STORED ROWS:
++++++++++

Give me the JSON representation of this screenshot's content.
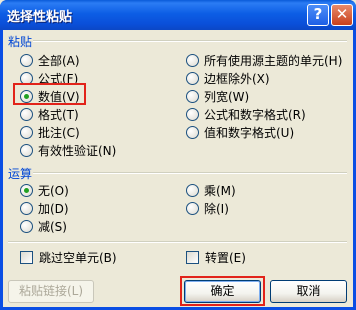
{
  "window": {
    "title": "选择性粘贴",
    "help": "?",
    "close": "✕"
  },
  "paste": {
    "label": "粘贴",
    "left": [
      "全部(A)",
      "公式(F)",
      "数值(V)",
      "格式(T)",
      "批注(C)",
      "有效性验证(N)"
    ],
    "right": [
      "所有使用源主题的单元(H)",
      "边框除外(X)",
      "列宽(W)",
      "公式和数字格式(R)",
      "值和数字格式(U)"
    ],
    "selected": "数值(V)"
  },
  "operation": {
    "label": "运算",
    "left": [
      "无(O)",
      "加(D)",
      "减(S)"
    ],
    "right": [
      "乘(M)",
      "除(I)"
    ],
    "selected": "无(O)"
  },
  "checks": {
    "skip_blanks": "跳过空单元(B)",
    "transpose": "转置(E)"
  },
  "buttons": {
    "paste_link": "粘贴链接(L)",
    "ok": "确定",
    "cancel": "取消"
  },
  "colors": {
    "titlebar": "#0a4ee4",
    "section_label": "#0046d5",
    "highlight": "#e2231a",
    "radio_dot": "#21a121"
  }
}
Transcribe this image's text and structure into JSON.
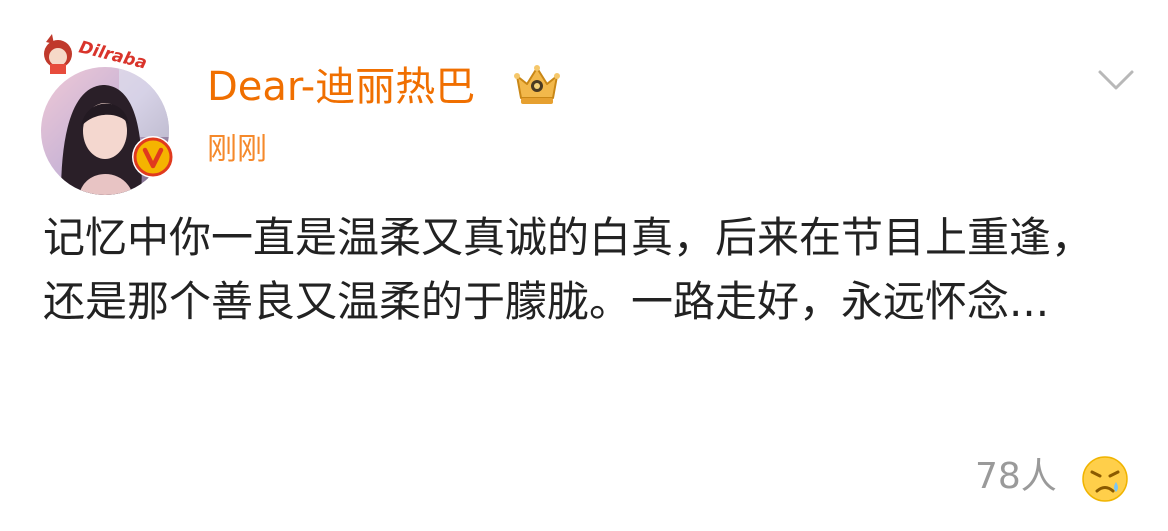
{
  "post": {
    "author_name": "Dear-迪丽热巴",
    "avatar_frame_text": "Dilraba",
    "timestamp": "刚刚",
    "body_text": "记忆中你一直是温柔又真诚的白真，后来在节目上重逢，还是那个善良又温柔的于朦胧。一路走好，永远怀念...",
    "reaction_count": "78人"
  },
  "icons": {
    "member": "crown-icon",
    "verified": "verified-v-icon",
    "menu": "chevron-down-icon",
    "reaction": "sad-face-icon"
  },
  "colors": {
    "author_name": "#f06f00",
    "timestamp": "#f5892b",
    "body": "#222222",
    "muted": "#9a9a9a",
    "badge": "#f5b400",
    "badge_ring": "#e03a1e"
  }
}
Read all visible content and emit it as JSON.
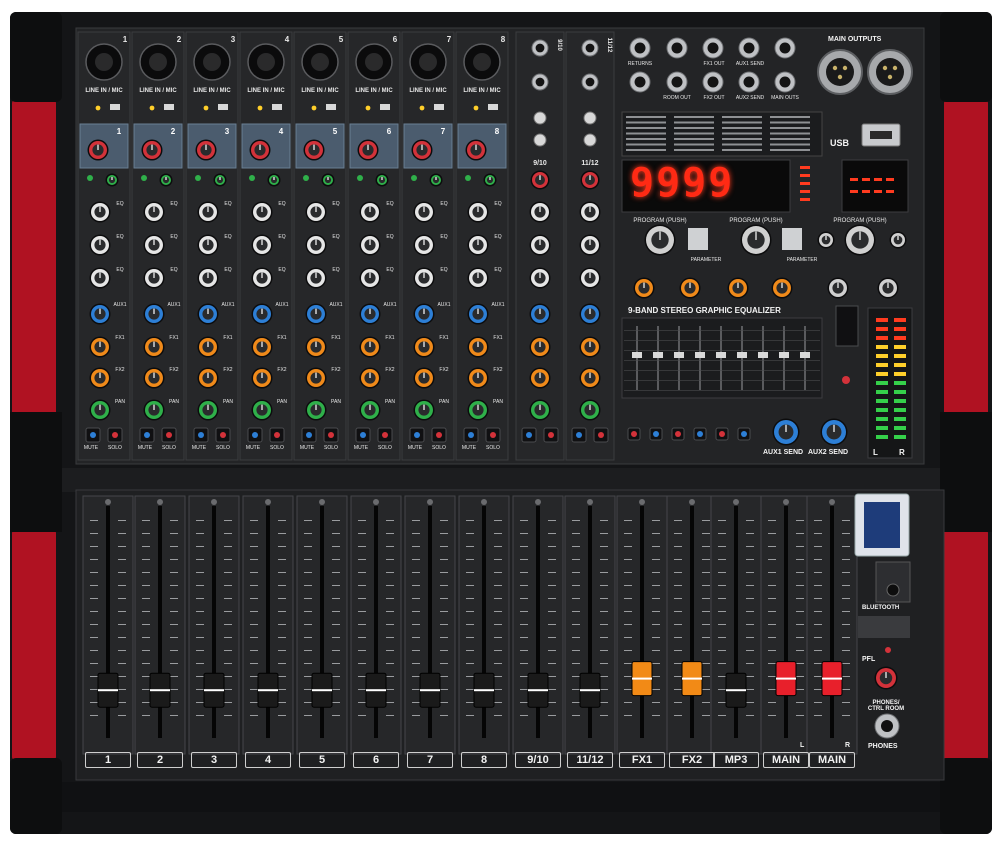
{
  "top_panel": {
    "input_label": "LINE IN / MIC",
    "channel_numbers": [
      "1",
      "2",
      "3",
      "4",
      "5",
      "6",
      "7",
      "8"
    ],
    "stereo_labels": [
      "9/10",
      "11/12"
    ],
    "jack_labels": [
      "FX1 OUT",
      "AUX1 SEND",
      "RETURNS",
      "ROOM OUT",
      "FX2 OUT",
      "AUX2 SEND",
      "MAIN OUTS"
    ],
    "main_outputs_label": "MAIN OUTPUTS",
    "usb_label": "USB",
    "display_value": "9999",
    "program_label": "PROGRAM (PUSH)",
    "parameter_label": "PARAMETER",
    "eq_title": "9-BAND STEREO GRAPHIC EQUALIZER",
    "knob_rows": [
      "EQ",
      "EQ",
      "EQ",
      "AUX1",
      "FX1",
      "FX2",
      "PAN"
    ],
    "mute_label": "MUTE",
    "solo_label": "SOLO",
    "aux1_send_label": "AUX1 SEND",
    "aux2_send_label": "AUX2 SEND",
    "meter_left": "L",
    "meter_right": "R"
  },
  "bottom_panel": {
    "fader_labels": [
      "1",
      "2",
      "3",
      "4",
      "5",
      "6",
      "7",
      "8",
      "9/10",
      "11/12",
      "FX1",
      "FX2",
      "MP3",
      "MAIN",
      "MAIN"
    ],
    "fader_levels": [
      0.15,
      0.15,
      0.15,
      0.15,
      0.15,
      0.15,
      0.15,
      0.15,
      0.15,
      0.15,
      0.2,
      0.2,
      0.15,
      0.2,
      0.2
    ],
    "fader_caps": [
      "black",
      "black",
      "black",
      "black",
      "black",
      "black",
      "black",
      "black",
      "black",
      "black",
      "orange",
      "orange",
      "black",
      "red",
      "red"
    ],
    "bluetooth_label": "BLUETOOTH",
    "pfl_label": "PFL",
    "phones_ctrl_label": "PHONES/ CTRL ROOM",
    "phones_label": "PHONES",
    "main_l": "L",
    "main_r": "R"
  },
  "colors": {
    "chassis": "#151618",
    "panel": "#232426",
    "red_rail": "#b01222",
    "knob_red": "#d3323a",
    "knob_blue": "#2d7fd6",
    "knob_orange": "#f08a1a",
    "knob_green": "#2fb04a",
    "knob_white": "#e6e6e6",
    "display_red": "#ff2a14"
  }
}
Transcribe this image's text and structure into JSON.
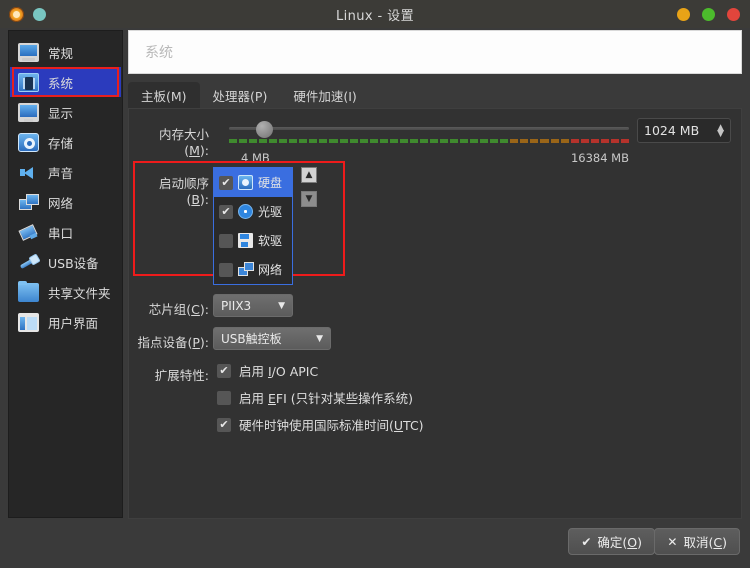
{
  "window": {
    "title": "Linux - 设置",
    "app_icon": "virtualbox-app-icon",
    "status_icon": "status-dot-icon",
    "controls": [
      {
        "name": "minimize-button",
        "color": "#e8a317"
      },
      {
        "name": "maximize-button",
        "color": "#4cbb2c"
      },
      {
        "name": "close-button",
        "color": "#e2453c"
      }
    ]
  },
  "sidebar": {
    "items": [
      {
        "label": "常规",
        "icon": "monitor-icon",
        "selected": false
      },
      {
        "label": "系统",
        "icon": "chip-icon",
        "selected": true
      },
      {
        "label": "显示",
        "icon": "display-icon",
        "selected": false
      },
      {
        "label": "存储",
        "icon": "harddisk-icon",
        "selected": false
      },
      {
        "label": "声音",
        "icon": "speaker-icon",
        "selected": false
      },
      {
        "label": "网络",
        "icon": "network-icon",
        "selected": false
      },
      {
        "label": "串口",
        "icon": "serial-port-icon",
        "selected": false
      },
      {
        "label": "USB设备",
        "icon": "usb-icon",
        "selected": false
      },
      {
        "label": "共享文件夹",
        "icon": "folder-icon",
        "selected": false
      },
      {
        "label": "用户界面",
        "icon": "user-interface-icon",
        "selected": false
      }
    ],
    "selected_highlight_color": "#2b3bbd",
    "annotation_color": "#e81f1f"
  },
  "panel": {
    "header_title": "系统",
    "tabs": [
      {
        "label": "主板(M)",
        "accel": "M",
        "active": true
      },
      {
        "label": "处理器(P)",
        "accel": "P",
        "active": false
      },
      {
        "label": "硬件加速(I)",
        "accel": "I",
        "active": false
      }
    ]
  },
  "memory": {
    "label": "内存大小(M):",
    "label_text": "内存大小(",
    "label_accel": "M",
    "label_tail": "):",
    "min_label": "4 MB",
    "max_label": "16384 MB",
    "value": "1024 MB",
    "min_mb": 4,
    "max_mb": 16384,
    "current_mb": 1024,
    "slider_percent": 7
  },
  "boot_order": {
    "label_text": "启动顺序(",
    "label_accel": "B",
    "label_tail": "):",
    "items": [
      {
        "label": "硬盘",
        "icon": "harddisk-icon",
        "checked": true,
        "selected": true
      },
      {
        "label": "光驱",
        "icon": "optical-disc-icon",
        "checked": true,
        "selected": false
      },
      {
        "label": "软驱",
        "icon": "floppy-icon",
        "checked": false,
        "selected": false
      },
      {
        "label": "网络",
        "icon": "network-icon",
        "checked": false,
        "selected": false
      }
    ],
    "move_up": "▲",
    "move_down": "▼"
  },
  "chipset": {
    "label_text": "芯片组(",
    "label_accel": "C",
    "label_tail": "):",
    "value": "PIIX3"
  },
  "pointing_device": {
    "label_text": "指点设备(",
    "label_accel": "P",
    "label_tail": "):",
    "value": "USB触控板"
  },
  "extended_features": {
    "label": "扩展特性:",
    "items": [
      {
        "prefix": "启用 ",
        "accel": "I",
        "suffix": "/O APIC",
        "checked": true,
        "name": "io-apic"
      },
      {
        "prefix": "启用 ",
        "accel": "E",
        "suffix": "FI (只针对某些操作系统)",
        "checked": false,
        "name": "efi"
      },
      {
        "prefix": "硬件时钟使用国际标准时间(",
        "accel": "U",
        "suffix": "TC)",
        "checked": true,
        "name": "utc"
      }
    ]
  },
  "footer": {
    "ok": {
      "glyph": "✔",
      "prefix": "确定(",
      "accel": "O",
      "suffix": ")"
    },
    "cancel": {
      "glyph": "✕",
      "prefix": "取消(",
      "accel": "C",
      "suffix": ")"
    }
  }
}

++++++++++

TASK INSTRUCTIONS: Copy the records above exactly. The pictures are not part of the copy.

ANSWER TO THIS TASK:
Give me the JSON representation of this screenshot's content.
{
  "window": {
    "title": "选择性粘贴",
    "help": "?",
    "close": "✕"
  },
  "paste": {
    "label": "粘贴",
    "left": [
      "全部(A)",
      "公式(F)",
      "数值(V)",
      "格式(T)",
      "批注(C)",
      "有效性验证(N)"
    ],
    "right": [
      "所有使用源主题的单元(H)",
      "边框除外(X)",
      "列宽(W)",
      "公式和数字格式(R)",
      "值和数字格式(U)"
    ],
    "selected": "数值(V)"
  },
  "operation": {
    "label": "运算",
    "left": [
      "无(O)",
      "加(D)",
      "减(S)"
    ],
    "right": [
      "乘(M)",
      "除(I)"
    ],
    "selected": "无(O)"
  },
  "checks": {
    "skip_blanks": "跳过空单元(B)",
    "transpose": "转置(E)"
  },
  "buttons": {
    "paste_link": "粘贴链接(L)",
    "ok": "确定",
    "cancel": "取消"
  },
  "colors": {
    "titlebar": "#0a4ee4",
    "section_label": "#0046d5",
    "highlight": "#e2231a",
    "radio_dot": "#21a121"
  }
}
Transcribe this image's text and structure into JSON.
{
  "post": {
    "author_name": "Dear-迪丽热巴",
    "avatar_frame_text": "Dilraba",
    "timestamp": "刚刚",
    "body_text": "记忆中你一直是温柔又真诚的白真，后来在节目上重逢，还是那个善良又温柔的于朦胧。一路走好，永远怀念...",
    "reaction_count": "78人"
  },
  "icons": {
    "member": "crown-icon",
    "verified": "verified-v-icon",
    "menu": "chevron-down-icon",
    "reaction": "sad-face-icon"
  },
  "colors": {
    "author_name": "#f06f00",
    "timestamp": "#f5892b",
    "body": "#222222",
    "muted": "#9a9a9a",
    "badge": "#f5b400",
    "badge_ring": "#e03a1e"
  }
}
Read all visible content and emit it as JSON.
{
  "top_panel": {
    "input_label": "LINE IN / MIC",
    "channel_numbers": [
      "1",
      "2",
      "3",
      "4",
      "5",
      "6",
      "7",
      "8"
    ],
    "stereo_labels": [
      "9/10",
      "11/12"
    ],
    "jack_labels": [
      "FX1 OUT",
      "AUX1 SEND",
      "RETURNS",
      "ROOM OUT",
      "FX2 OUT",
      "AUX2 SEND",
      "MAIN OUTS"
    ],
    "main_outputs_label": "MAIN OUTPUTS",
    "usb_label": "USB",
    "display_value": "9999",
    "program_label": "PROGRAM (PUSH)",
    "parameter_label": "PARAMETER",
    "eq_title": "9-BAND STEREO GRAPHIC EQUALIZER",
    "knob_rows": [
      "EQ",
      "EQ",
      "EQ",
      "AUX1",
      "FX1",
      "FX2",
      "PAN"
    ],
    "mute_label": "MUTE",
    "solo_label": "SOLO",
    "aux1_send_label": "AUX1 SEND",
    "aux2_send_label": "AUX2 SEND",
    "meter_left": "L",
    "meter_right": "R"
  },
  "bottom_panel": {
    "fader_labels": [
      "1",
      "2",
      "3",
      "4",
      "5",
      "6",
      "7",
      "8",
      "9/10",
      "11/12",
      "FX1",
      "FX2",
      "MP3",
      "MAIN",
      "MAIN"
    ],
    "fader_levels": [
      0.15,
      0.15,
      0.15,
      0.15,
      0.15,
      0.15,
      0.15,
      0.15,
      0.15,
      0.15,
      0.2,
      0.2,
      0.15,
      0.2,
      0.2
    ],
    "fader_caps": [
      "black",
      "black",
      "black",
      "black",
      "black",
      "black",
      "black",
      "black",
      "black",
      "black",
      "orange",
      "orange",
      "black",
      "red",
      "red"
    ],
    "bluetooth_label": "BLUETOOTH",
    "pfl_label": "PFL",
    "phones_ctrl_label": "PHONES/ CTRL ROOM",
    "phones_label": "PHONES",
    "main_l": "L",
    "main_r": "R"
  },
  "colors": {
    "chassis": "#151618",
    "panel": "#232426",
    "red_rail": "#b01222",
    "knob_red": "#d3323a",
    "knob_blue": "#2d7fd6",
    "knob_orange": "#f08a1a",
    "knob_green": "#2fb04a",
    "knob_white": "#e6e6e6",
    "display_red": "#ff2a14"
  }
}
Transcribe this image's text and structure into JSON.
{
  "window": {
    "title": "Linux - 设置",
    "app_icon": "virtualbox-app-icon",
    "status_icon": "status-dot-icon",
    "controls": [
      {
        "name": "minimize-button",
        "color": "#e8a317"
      },
      {
        "name": "maximize-button",
        "color": "#4cbb2c"
      },
      {
        "name": "close-button",
        "color": "#e2453c"
      }
    ]
  },
  "sidebar": {
    "items": [
      {
        "label": "常规",
        "icon": "monitor-icon",
        "selected": false
      },
      {
        "label": "系统",
        "icon": "chip-icon",
        "selected": true
      },
      {
        "label": "显示",
        "icon": "display-icon",
        "selected": false
      },
      {
        "label": "存储",
        "icon": "harddisk-icon",
        "selected": false
      },
      {
        "label": "声音",
        "icon": "speaker-icon",
        "selected": false
      },
      {
        "label": "网络",
        "icon": "network-icon",
        "selected": false
      },
      {
        "label": "串口",
        "icon": "serial-port-icon",
        "selected": false
      },
      {
        "label": "USB设备",
        "icon": "usb-icon",
        "selected": false
      },
      {
        "label": "共享文件夹",
        "icon": "folder-icon",
        "selected": false
      },
      {
        "label": "用户界面",
        "icon": "user-interface-icon",
        "selected": false
      }
    ],
    "selected_highlight_color": "#2b3bbd",
    "annotation_color": "#e81f1f"
  },
  "panel": {
    "header_title": "系统",
    "tabs": [
      {
        "label": "主板(M)",
        "accel": "M",
        "active": true
      },
      {
        "label": "处理器(P)",
        "accel": "P",
        "active": false
      },
      {
        "label": "硬件加速(I)",
        "accel": "I",
        "active": false
      }
    ]
  },
  "memory": {
    "label": "内存大小(M):",
    "label_text": "内存大小(",
    "label_accel": "M",
    "label_tail": "):",
    "min_label": "4 MB",
    "max_label": "16384 MB",
    "value": "1024 MB",
    "min_mb": 4,
    "max_mb": 16384,
    "current_mb": 1024,
    "slider_percent": 7
  },
  "boot_order": {
    "label_text": "启动顺序(",
    "label_accel": "B",
    "label_tail": "):",
    "items": [
      {
        "label": "硬盘",
        "icon": "harddisk-icon",
        "checked": true,
        "selected": true
      },
      {
        "label": "光驱",
        "icon": "optical-disc-icon",
        "checked": true,
        "selected": false
      },
      {
        "label": "软驱",
        "icon": "floppy-icon",
        "checked": false,
        "selected": false
      },
      {
        "label": "网络",
        "icon": "network-icon",
        "checked": false,
        "selected": false
      }
    ],
    "move_up": "▲",
    "move_down": "▼"
  },
  "chipset": {
    "label_text": "芯片组(",
    "label_accel": "C",
    "label_tail": "):",
    "value": "PIIX3"
  },
  "pointing_device": {
    "label_text": "指点设备(",
    "label_accel": "P",
    "label_tail": "):",
    "value": "USB触控板"
  },
  "extended_features": {
    "label": "扩展特性:",
    "items": [
      {
        "prefix": "启用 ",
        "accel": "I",
        "suffix": "/O APIC",
        "checked": true,
        "name": "io-apic"
      },
      {
        "prefix": "启用 ",
        "accel": "E",
        "suffix": "FI (只针对某些操作系统)",
        "checked": false,
        "name": "efi"
      },
      {
        "prefix": "硬件时钟使用国际标准时间(",
        "accel": "U",
        "suffix": "TC)",
        "checked": true,
        "name": "utc"
      }
    ]
  },
  "footer": {
    "ok": {
      "glyph": "✔",
      "prefix": "确定(",
      "accel": "O",
      "suffix": ")"
    },
    "cancel": {
      "glyph": "✕",
      "prefix": "取消(",
      "accel": "C",
      "suffix": ")"
    }
  }
}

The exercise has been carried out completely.